= Description of the task =
Give the number of lines in the records below that include "stars". Reply with that number alone.
++++ Available data ++++
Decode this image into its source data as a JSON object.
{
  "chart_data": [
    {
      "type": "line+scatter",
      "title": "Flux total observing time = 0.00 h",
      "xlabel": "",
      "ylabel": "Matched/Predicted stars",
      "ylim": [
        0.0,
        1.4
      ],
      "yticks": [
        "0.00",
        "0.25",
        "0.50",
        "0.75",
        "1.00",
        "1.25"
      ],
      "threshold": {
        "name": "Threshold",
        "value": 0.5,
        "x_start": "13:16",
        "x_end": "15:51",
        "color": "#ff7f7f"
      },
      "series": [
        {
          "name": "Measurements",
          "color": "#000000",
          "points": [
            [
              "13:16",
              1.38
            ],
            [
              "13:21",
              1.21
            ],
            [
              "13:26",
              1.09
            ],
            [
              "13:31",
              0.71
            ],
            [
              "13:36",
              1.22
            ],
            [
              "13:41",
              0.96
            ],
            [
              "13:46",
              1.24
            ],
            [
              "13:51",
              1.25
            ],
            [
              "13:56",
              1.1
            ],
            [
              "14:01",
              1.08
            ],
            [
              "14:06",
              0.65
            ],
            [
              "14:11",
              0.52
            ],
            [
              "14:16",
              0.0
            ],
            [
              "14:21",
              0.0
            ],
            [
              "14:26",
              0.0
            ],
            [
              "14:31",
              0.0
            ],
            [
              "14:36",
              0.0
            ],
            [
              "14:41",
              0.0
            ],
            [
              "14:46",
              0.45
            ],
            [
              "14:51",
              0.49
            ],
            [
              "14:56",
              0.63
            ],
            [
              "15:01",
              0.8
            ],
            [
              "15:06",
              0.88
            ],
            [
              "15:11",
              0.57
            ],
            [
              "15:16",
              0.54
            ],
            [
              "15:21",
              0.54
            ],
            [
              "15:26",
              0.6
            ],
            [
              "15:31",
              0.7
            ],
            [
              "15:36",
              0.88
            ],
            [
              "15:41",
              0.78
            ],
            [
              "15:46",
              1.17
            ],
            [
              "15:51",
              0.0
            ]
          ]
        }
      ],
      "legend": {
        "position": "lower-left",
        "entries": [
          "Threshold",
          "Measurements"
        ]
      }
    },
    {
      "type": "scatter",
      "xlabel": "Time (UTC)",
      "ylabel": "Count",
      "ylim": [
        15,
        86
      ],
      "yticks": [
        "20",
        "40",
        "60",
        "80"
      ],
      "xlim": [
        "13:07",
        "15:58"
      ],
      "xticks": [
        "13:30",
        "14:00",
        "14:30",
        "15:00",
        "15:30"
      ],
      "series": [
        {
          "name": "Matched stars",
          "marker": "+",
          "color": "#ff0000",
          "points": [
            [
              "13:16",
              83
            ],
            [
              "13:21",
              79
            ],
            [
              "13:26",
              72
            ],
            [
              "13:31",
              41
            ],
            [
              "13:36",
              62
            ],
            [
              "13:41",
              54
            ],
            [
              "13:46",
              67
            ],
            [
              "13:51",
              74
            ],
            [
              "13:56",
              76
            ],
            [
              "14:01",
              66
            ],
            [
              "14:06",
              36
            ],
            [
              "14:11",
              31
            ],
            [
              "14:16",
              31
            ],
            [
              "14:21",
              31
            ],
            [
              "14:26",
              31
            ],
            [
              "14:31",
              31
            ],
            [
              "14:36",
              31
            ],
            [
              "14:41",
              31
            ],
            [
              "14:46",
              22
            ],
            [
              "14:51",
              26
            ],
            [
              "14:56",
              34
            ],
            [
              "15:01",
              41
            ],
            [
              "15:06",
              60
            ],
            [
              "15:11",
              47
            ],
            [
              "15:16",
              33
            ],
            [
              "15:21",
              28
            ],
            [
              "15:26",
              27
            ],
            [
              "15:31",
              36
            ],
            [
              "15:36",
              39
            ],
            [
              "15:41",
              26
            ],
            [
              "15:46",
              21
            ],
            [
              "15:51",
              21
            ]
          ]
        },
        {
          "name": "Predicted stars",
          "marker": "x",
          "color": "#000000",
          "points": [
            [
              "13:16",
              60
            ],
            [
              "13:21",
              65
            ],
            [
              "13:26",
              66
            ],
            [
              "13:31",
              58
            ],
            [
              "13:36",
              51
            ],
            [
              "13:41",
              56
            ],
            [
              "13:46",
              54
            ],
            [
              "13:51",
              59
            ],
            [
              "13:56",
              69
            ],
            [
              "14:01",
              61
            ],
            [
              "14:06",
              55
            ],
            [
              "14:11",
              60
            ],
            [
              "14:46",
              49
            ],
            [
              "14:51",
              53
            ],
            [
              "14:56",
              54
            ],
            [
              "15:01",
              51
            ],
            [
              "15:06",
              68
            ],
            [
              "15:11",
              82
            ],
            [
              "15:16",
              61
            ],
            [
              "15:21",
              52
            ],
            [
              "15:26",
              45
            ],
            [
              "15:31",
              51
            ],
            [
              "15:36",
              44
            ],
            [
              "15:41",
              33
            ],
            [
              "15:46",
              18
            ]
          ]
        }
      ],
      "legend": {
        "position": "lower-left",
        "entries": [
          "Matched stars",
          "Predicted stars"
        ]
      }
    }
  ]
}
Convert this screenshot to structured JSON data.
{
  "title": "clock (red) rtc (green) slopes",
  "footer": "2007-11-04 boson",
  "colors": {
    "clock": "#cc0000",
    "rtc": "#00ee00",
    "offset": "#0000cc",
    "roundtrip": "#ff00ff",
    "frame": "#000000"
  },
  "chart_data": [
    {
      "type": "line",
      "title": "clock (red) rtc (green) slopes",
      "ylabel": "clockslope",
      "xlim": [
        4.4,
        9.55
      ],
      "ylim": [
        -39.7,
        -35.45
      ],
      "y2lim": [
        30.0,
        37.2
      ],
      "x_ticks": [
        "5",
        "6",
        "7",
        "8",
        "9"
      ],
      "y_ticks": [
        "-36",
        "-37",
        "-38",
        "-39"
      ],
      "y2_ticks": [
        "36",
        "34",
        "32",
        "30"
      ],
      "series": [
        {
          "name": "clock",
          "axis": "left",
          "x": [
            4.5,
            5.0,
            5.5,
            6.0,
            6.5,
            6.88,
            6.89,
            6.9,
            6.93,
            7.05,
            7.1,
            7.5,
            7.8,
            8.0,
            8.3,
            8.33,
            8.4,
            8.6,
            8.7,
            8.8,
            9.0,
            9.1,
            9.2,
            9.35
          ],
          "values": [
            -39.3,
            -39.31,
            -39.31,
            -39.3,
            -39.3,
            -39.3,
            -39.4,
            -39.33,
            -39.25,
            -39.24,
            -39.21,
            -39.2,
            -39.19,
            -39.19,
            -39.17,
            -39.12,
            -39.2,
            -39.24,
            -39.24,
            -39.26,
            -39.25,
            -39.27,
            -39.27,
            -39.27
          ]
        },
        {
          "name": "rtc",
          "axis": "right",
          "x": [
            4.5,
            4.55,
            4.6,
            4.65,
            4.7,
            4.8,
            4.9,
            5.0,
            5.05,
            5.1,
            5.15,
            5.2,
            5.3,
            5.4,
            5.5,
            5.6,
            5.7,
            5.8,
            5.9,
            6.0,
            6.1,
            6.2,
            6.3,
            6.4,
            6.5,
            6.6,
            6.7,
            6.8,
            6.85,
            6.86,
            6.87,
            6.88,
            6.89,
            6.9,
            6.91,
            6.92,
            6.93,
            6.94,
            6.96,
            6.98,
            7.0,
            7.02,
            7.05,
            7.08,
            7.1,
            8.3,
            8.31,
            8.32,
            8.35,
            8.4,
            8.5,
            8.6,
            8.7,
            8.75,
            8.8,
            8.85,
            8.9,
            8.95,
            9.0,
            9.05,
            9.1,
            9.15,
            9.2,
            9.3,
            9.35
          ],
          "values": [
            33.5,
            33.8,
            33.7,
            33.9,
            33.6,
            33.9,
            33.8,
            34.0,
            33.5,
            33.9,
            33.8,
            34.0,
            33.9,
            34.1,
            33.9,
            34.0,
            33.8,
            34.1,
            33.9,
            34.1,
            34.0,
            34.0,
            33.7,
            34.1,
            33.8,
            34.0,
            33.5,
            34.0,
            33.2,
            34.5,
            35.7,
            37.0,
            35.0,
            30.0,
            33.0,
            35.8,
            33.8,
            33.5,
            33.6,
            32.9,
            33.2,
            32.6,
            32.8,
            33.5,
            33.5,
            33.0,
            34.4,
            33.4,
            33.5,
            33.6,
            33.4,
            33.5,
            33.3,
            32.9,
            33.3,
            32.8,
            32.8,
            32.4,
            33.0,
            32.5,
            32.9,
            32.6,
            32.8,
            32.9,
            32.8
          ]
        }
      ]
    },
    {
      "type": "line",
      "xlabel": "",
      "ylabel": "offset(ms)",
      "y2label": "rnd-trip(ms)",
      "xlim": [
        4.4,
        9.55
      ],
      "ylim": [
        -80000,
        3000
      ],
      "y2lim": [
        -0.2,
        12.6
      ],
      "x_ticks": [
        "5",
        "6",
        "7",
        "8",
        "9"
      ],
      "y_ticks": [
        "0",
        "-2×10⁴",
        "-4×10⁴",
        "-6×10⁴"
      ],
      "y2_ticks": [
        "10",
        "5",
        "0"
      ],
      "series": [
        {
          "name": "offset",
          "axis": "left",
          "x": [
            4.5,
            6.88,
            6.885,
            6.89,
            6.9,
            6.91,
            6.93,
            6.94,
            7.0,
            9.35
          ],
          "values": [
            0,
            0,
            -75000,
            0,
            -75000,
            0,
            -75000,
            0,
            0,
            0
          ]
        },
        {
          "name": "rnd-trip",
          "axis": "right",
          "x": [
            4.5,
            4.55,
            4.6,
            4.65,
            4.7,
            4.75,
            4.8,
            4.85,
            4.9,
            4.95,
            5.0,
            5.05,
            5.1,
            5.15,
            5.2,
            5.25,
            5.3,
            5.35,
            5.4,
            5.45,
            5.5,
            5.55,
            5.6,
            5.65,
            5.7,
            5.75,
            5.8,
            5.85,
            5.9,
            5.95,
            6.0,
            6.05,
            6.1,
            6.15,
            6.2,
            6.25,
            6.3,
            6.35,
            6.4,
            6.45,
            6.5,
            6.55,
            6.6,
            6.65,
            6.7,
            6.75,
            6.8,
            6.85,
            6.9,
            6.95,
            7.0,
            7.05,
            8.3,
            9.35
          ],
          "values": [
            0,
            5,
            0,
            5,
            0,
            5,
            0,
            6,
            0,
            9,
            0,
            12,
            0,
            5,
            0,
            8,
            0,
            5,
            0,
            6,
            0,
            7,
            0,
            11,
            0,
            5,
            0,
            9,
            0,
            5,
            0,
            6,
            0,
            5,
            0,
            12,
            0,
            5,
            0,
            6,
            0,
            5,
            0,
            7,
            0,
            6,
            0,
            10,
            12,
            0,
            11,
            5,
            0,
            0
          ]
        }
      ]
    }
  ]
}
++++
= Exercise response =
5